> _GIVEN PROBLEM_
Copy every entry below word for word, omitting the pictures.

> _DATA SUPPLIED_
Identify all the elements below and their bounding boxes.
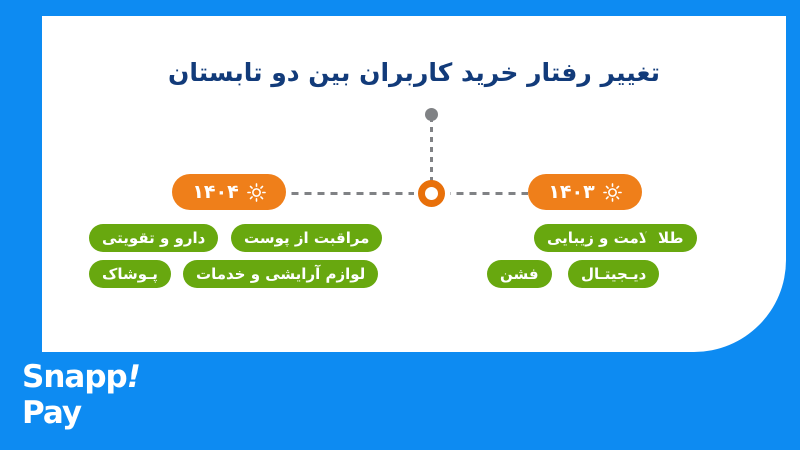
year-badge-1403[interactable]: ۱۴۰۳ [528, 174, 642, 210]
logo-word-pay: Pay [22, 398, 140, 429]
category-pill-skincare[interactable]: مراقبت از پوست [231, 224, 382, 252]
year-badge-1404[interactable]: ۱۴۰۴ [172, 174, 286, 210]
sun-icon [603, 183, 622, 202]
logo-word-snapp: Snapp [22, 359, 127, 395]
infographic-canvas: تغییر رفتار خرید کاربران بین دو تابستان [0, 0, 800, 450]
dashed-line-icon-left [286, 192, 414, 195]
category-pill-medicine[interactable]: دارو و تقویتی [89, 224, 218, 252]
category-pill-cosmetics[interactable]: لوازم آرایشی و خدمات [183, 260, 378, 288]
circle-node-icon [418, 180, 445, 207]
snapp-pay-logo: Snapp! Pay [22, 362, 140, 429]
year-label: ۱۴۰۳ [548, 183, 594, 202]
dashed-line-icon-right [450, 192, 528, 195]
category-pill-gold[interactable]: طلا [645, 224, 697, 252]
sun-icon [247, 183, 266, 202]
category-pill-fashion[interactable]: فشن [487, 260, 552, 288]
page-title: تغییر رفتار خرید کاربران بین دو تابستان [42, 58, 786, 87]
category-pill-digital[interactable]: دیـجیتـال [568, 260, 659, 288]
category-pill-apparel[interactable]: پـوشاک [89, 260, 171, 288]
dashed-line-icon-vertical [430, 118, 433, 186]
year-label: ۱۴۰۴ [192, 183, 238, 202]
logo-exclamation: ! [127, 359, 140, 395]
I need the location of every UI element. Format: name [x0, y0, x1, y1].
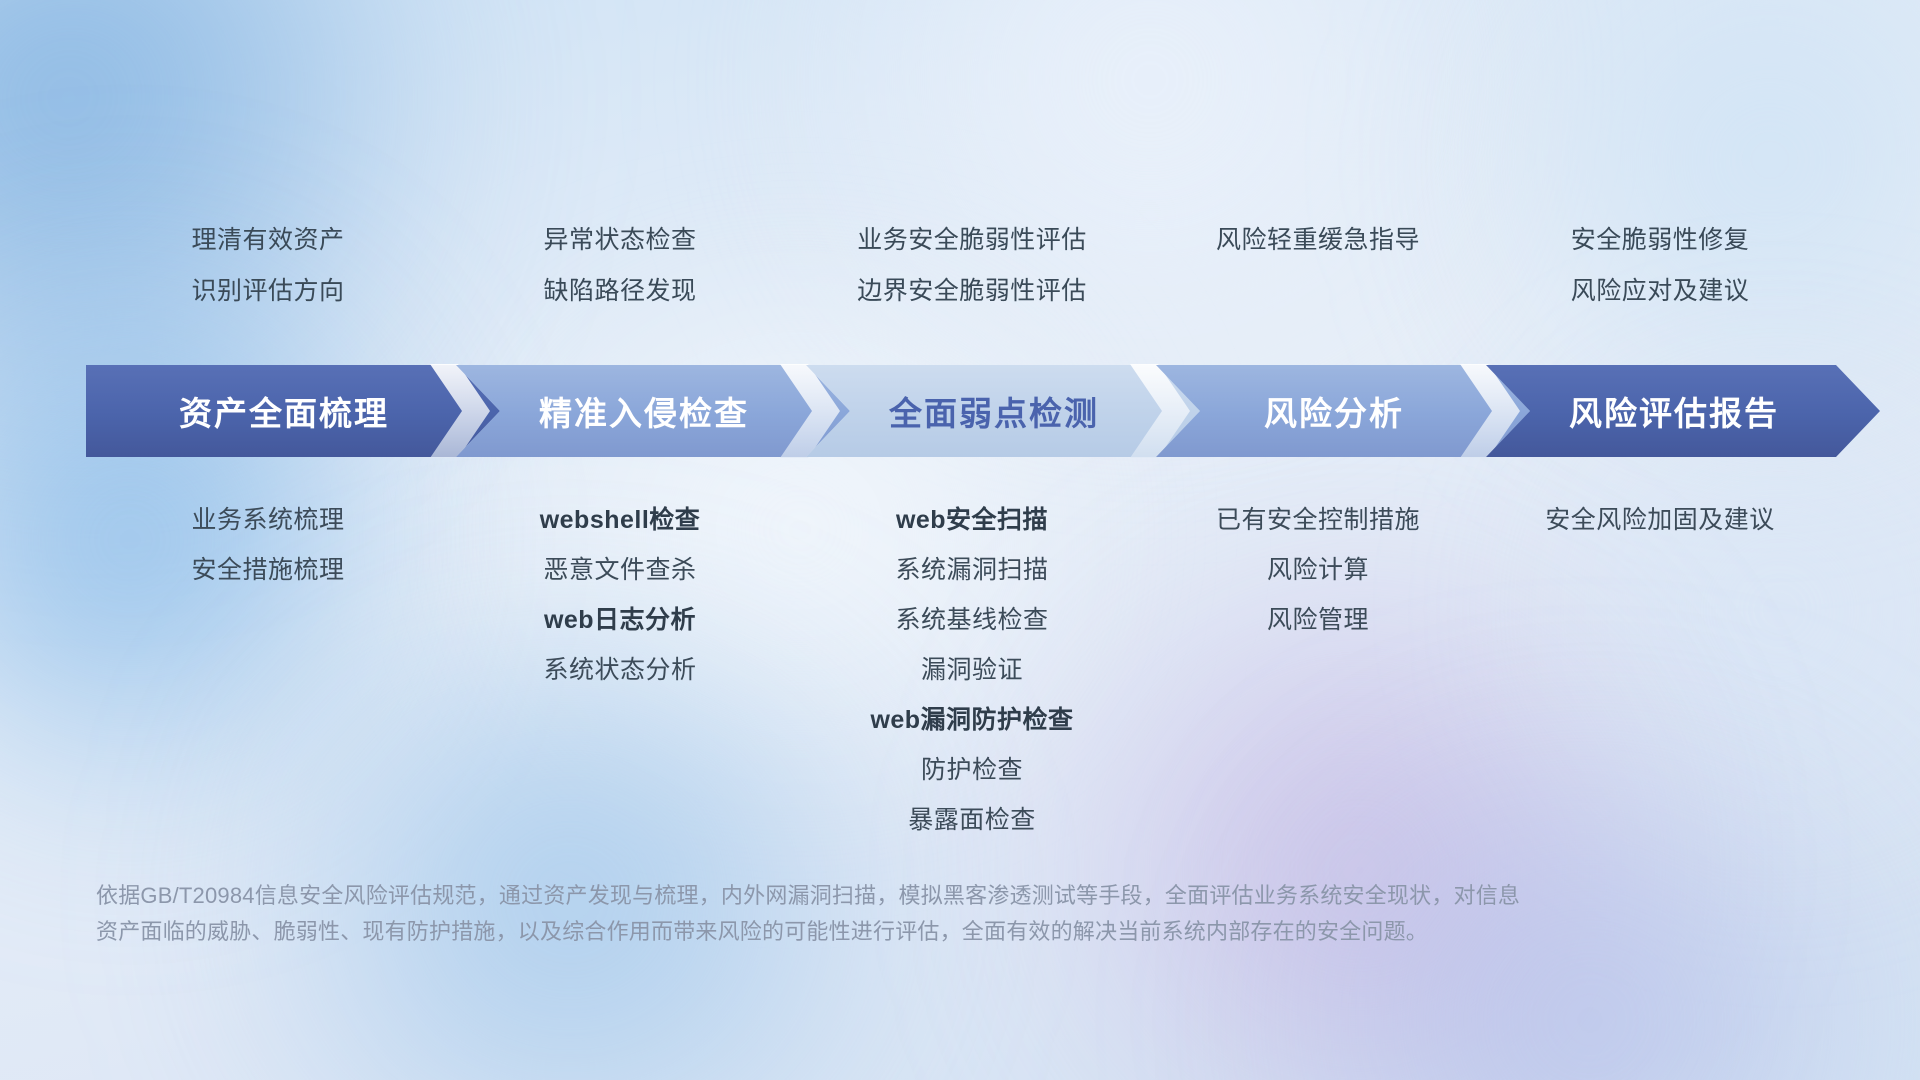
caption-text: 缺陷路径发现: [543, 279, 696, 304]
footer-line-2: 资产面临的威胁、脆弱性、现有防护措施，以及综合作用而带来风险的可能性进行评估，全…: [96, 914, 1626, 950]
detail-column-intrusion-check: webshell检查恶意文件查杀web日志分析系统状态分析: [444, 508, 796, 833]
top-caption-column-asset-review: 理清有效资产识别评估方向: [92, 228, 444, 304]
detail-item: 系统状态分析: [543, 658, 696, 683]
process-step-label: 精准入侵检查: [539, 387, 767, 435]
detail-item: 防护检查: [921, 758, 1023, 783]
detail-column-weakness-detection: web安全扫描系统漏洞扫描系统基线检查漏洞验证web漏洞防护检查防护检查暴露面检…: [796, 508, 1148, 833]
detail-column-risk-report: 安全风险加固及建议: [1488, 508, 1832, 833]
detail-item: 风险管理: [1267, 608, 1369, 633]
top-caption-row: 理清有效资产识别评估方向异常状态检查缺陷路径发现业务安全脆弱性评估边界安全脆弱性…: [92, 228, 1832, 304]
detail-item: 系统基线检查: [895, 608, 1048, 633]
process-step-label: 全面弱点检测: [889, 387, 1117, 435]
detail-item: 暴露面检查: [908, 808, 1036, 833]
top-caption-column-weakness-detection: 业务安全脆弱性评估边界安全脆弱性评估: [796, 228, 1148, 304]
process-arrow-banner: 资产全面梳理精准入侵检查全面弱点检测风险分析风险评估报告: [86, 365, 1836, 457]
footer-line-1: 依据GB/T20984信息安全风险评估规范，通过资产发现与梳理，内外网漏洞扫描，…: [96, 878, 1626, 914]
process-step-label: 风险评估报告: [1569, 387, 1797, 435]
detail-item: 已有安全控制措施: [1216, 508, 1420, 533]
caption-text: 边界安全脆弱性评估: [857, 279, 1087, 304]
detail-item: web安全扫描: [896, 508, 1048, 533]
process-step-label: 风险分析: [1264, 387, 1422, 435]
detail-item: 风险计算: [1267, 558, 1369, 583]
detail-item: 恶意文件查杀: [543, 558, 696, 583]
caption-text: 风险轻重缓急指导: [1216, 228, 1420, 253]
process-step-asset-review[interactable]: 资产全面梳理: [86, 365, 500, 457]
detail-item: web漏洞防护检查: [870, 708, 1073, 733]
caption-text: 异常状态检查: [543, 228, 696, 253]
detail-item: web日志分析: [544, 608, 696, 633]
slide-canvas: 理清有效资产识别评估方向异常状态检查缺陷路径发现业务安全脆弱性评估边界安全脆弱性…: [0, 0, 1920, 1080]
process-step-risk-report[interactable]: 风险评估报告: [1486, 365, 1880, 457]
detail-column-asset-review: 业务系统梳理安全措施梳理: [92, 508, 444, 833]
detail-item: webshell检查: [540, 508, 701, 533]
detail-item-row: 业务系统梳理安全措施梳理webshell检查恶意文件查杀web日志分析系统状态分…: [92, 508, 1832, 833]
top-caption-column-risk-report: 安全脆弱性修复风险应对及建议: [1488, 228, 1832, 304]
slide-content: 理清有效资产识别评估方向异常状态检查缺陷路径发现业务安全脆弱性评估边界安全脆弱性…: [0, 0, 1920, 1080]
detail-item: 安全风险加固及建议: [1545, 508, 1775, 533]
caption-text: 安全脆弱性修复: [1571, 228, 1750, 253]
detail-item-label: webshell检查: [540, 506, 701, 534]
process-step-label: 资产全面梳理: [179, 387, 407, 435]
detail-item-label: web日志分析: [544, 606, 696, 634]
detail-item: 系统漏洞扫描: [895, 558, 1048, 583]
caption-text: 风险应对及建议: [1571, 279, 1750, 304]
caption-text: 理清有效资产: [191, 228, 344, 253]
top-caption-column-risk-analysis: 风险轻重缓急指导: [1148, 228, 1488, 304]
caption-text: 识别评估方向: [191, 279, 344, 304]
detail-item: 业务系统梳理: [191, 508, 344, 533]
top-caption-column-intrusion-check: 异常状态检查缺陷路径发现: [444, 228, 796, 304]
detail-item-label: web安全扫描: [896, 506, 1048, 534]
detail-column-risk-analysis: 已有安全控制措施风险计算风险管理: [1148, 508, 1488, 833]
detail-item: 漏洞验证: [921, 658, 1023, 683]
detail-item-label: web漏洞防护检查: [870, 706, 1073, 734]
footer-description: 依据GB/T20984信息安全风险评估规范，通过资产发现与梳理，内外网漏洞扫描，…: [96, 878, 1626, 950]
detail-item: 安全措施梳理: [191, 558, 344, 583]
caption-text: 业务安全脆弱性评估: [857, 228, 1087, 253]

> _TASK RESPONSE_
Identify all the elements below and their bounding boxes.
year-badge-1403[interactable]: ۱۴۰۳ [528, 174, 642, 210]
logo-word-pay: Pay [22, 398, 140, 429]
category-pill-skincare[interactable]: مراقبت از پوست [231, 224, 382, 252]
year-badge-1404[interactable]: ۱۴۰۴ [172, 174, 286, 210]
sun-icon [603, 183, 622, 202]
logo-word-snapp: Snapp [22, 359, 127, 395]
infographic-canvas: تغییر رفتار خرید کاربران بین دو تابستان [0, 0, 800, 450]
dashed-line-icon-left [286, 192, 414, 195]
category-pill-medicine[interactable]: دارو و تقویتی [89, 224, 218, 252]
category-pill-cosmetics[interactable]: لوازم آرایشی و خدمات [183, 260, 378, 288]
circle-node-icon [418, 180, 445, 207]
snapp-pay-logo: Snapp! Pay [22, 362, 140, 429]
year-label: ۱۴۰۳ [548, 183, 594, 202]
dashed-line-icon-right [450, 192, 528, 195]
category-pill-gold[interactable]: طلا [645, 224, 697, 252]
sun-icon [247, 183, 266, 202]
category-pill-fashion[interactable]: فشن [487, 260, 552, 288]
page-title: تغییر رفتار خرید کاربران بین دو تابستان [42, 58, 786, 87]
category-pill-digital[interactable]: دیـجیتـال [568, 260, 659, 288]
category-pill-apparel[interactable]: پـوشاک [89, 260, 171, 288]
dashed-line-icon-vertical [430, 118, 433, 186]
year-label: ۱۴۰۴ [192, 183, 238, 202]
logo-exclamation: ! [127, 359, 140, 395]
I need the location of every UI element. Format: name [x0, y0, x1, y1].
caption-text: 缺陷路径发现: [543, 279, 696, 304]
footer-line-2: 资产面临的威胁、脆弱性、现有防护措施，以及综合作用而带来风险的可能性进行评估，全…: [96, 914, 1626, 950]
detail-column-intrusion-check: webshell检查恶意文件查杀web日志分析系统状态分析: [444, 508, 796, 833]
top-caption-column-asset-review: 理清有效资产识别评估方向: [92, 228, 444, 304]
detail-item: 系统状态分析: [543, 658, 696, 683]
process-step-label: 精准入侵检查: [539, 387, 767, 435]
detail-item: 防护检查: [921, 758, 1023, 783]
detail-column-weakness-detection: web安全扫描系统漏洞扫描系统基线检查漏洞验证web漏洞防护检查防护检查暴露面检…: [796, 508, 1148, 833]
detail-column-risk-report: 安全风险加固及建议: [1488, 508, 1832, 833]
detail-item: 风险管理: [1267, 608, 1369, 633]
top-caption-row: 理清有效资产识别评估方向异常状态检查缺陷路径发现业务安全脆弱性评估边界安全脆弱性…: [92, 228, 1832, 304]
detail-item: 系统基线检查: [895, 608, 1048, 633]
process-step-label: 全面弱点检测: [889, 387, 1117, 435]
detail-item: 暴露面检查: [908, 808, 1036, 833]
top-caption-column-weakness-detection: 业务安全脆弱性评估边界安全脆弱性评估: [796, 228, 1148, 304]
process-arrow-banner: 资产全面梳理精准入侵检查全面弱点检测风险分析风险评估报告: [86, 365, 1836, 457]
footer-line-1: 依据GB/T20984信息安全风险评估规范，通过资产发现与梳理，内外网漏洞扫描，…: [96, 878, 1626, 914]
process-step-label: 风险评估报告: [1569, 387, 1797, 435]
detail-item: 已有安全控制措施: [1216, 508, 1420, 533]
caption-text: 边界安全脆弱性评估: [857, 279, 1087, 304]
detail-item: web安全扫描: [896, 508, 1048, 533]
process-step-label: 风险分析: [1264, 387, 1422, 435]
detail-item: 风险计算: [1267, 558, 1369, 583]
detail-item: 恶意文件查杀: [543, 558, 696, 583]
caption-text: 风险轻重缓急指导: [1216, 228, 1420, 253]
process-step-asset-review[interactable]: 资产全面梳理: [86, 365, 500, 457]
detail-item: web漏洞防护检查: [870, 708, 1073, 733]
caption-text: 异常状态检查: [543, 228, 696, 253]
detail-item: web日志分析: [544, 608, 696, 633]
slide-canvas: 理清有效资产识别评估方向异常状态检查缺陷路径发现业务安全脆弱性评估边界安全脆弱性…: [0, 0, 1920, 1080]
process-step-risk-report[interactable]: 风险评估报告: [1486, 365, 1880, 457]
detail-column-asset-review: 业务系统梳理安全措施梳理: [92, 508, 444, 833]
detail-item: webshell检查: [540, 508, 701, 533]
detail-item-row: 业务系统梳理安全措施梳理webshell检查恶意文件查杀web日志分析系统状态分…: [92, 508, 1832, 833]
top-caption-column-risk-report: 安全脆弱性修复风险应对及建议: [1488, 228, 1832, 304]
slide-content: 理清有效资产识别评估方向异常状态检查缺陷路径发现业务安全脆弱性评估边界安全脆弱性…: [0, 0, 1920, 1080]
detail-item: 安全风险加固及建议: [1545, 508, 1775, 533]
caption-text: 安全脆弱性修复: [1571, 228, 1750, 253]
detail-item-label: webshell检查: [540, 506, 701, 534]
process-step-label: 资产全面梳理: [179, 387, 407, 435]
detail-item-label: web日志分析: [544, 606, 696, 634]
detail-item: 系统漏洞扫描: [895, 558, 1048, 583]
caption-text: 风险应对及建议: [1571, 279, 1750, 304]
caption-text: 理清有效资产: [191, 228, 344, 253]
top-caption-column-risk-analysis: 风险轻重缓急指导: [1148, 228, 1488, 304]
caption-text: 识别评估方向: [191, 279, 344, 304]
detail-item: 业务系统梳理: [191, 508, 344, 533]
top-caption-column-intrusion-check: 异常状态检查缺陷路径发现: [444, 228, 796, 304]
detail-item-label: web安全扫描: [896, 506, 1048, 534]
detail-column-risk-analysis: 已有安全控制措施风险计算风险管理: [1148, 508, 1488, 833]
detail-item: 漏洞验证: [921, 658, 1023, 683]
detail-item-label: web漏洞防护检查: [870, 706, 1073, 734]
footer-description: 依据GB/T20984信息安全风险评估规范，通过资产发现与梳理，内外网漏洞扫描，…: [96, 878, 1626, 950]
detail-item: 安全措施梳理: [191, 558, 344, 583]
caption-text: 业务安全脆弱性评估: [857, 228, 1087, 253]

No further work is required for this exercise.